---- Given data
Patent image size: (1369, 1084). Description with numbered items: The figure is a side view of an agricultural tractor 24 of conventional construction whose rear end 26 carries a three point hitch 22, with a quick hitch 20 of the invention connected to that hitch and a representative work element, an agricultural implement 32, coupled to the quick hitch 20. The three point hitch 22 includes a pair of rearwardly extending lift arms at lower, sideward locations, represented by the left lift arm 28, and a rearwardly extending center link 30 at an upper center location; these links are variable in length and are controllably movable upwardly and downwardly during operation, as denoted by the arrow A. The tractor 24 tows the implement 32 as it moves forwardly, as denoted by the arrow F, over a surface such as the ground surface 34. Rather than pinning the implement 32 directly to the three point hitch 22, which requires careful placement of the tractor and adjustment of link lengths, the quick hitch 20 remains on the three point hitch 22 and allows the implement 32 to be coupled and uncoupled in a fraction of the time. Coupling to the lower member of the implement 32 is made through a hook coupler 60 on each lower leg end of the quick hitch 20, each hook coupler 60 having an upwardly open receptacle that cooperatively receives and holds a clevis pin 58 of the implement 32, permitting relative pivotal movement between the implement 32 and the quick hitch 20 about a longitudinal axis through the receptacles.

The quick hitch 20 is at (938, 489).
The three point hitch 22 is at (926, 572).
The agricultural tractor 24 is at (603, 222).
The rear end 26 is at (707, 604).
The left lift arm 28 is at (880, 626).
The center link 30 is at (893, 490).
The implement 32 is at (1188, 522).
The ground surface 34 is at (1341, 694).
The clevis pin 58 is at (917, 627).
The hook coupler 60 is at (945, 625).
--------
### Exercise description
Lay out the rows above as a two-column CSV headed input and output, with one line for each row. Put the row's text in input and its answer in output, each in one quoted field with every line break replaced by a space.

### Reply to the exercise
input,output
"Patent image size: (1369, 1084). Description with numbered items: The figure is a side view of an agricultural tractor 24 of conventional construction whose rear end 26 carries a three point hitch 22, with a quick hitch 20 of the invention connected to that hitch and a representative work element, an agricultural implement 32, coupled to the quick hitch 20. The three point hitch 22 includes a pair of rearwardly extending lift arms at lower, sideward locations, represented by the left lift arm 28, and a rearwardly extending center link 30 at an upper center location; these links are variable in length and are controllably movable upwardly and downwardly during operation, as denoted by the arrow A. The tractor 24 tows the implement 32 as it moves forwardly, as denoted by the arrow F, over a surface such as the ground surface 34. Rather than pinning the implement 32 directly to the three point hitch 22, which requires careful placement of the tractor and adjustment of link lengths, the quick hitch 20 remains on the three point hitch 22 and allows the implement 32 to be coupled and uncoupled in a fraction of the time. Coupling to the lower member of the implement 32 is made through a hook coupler 60 on each lower leg end of the quick hitch 20, each hook coupler 60 having an upwardly open receptacle that cooperatively receives and holds a clevis pin 58 of the implement 32, permitting relative pivotal movement between the implement 32 and the quick hitch 20 about a longitudinal axis through the receptacles.","The quick hitch 20 is at (938, 489). The three point hitch 22 is at (926, 572). The agricultural tractor 24 is at (603, 222). The rear end 26 is at (707, 604). The left lift arm 28 is at (880, 626). The center link 30 is at (893, 490). The implement 32 is at (1188, 522). The ground surface 34 is at (1341, 694). The clevis pin 58 is at (917, 627). The hook coupler 60 is at (945, 625)."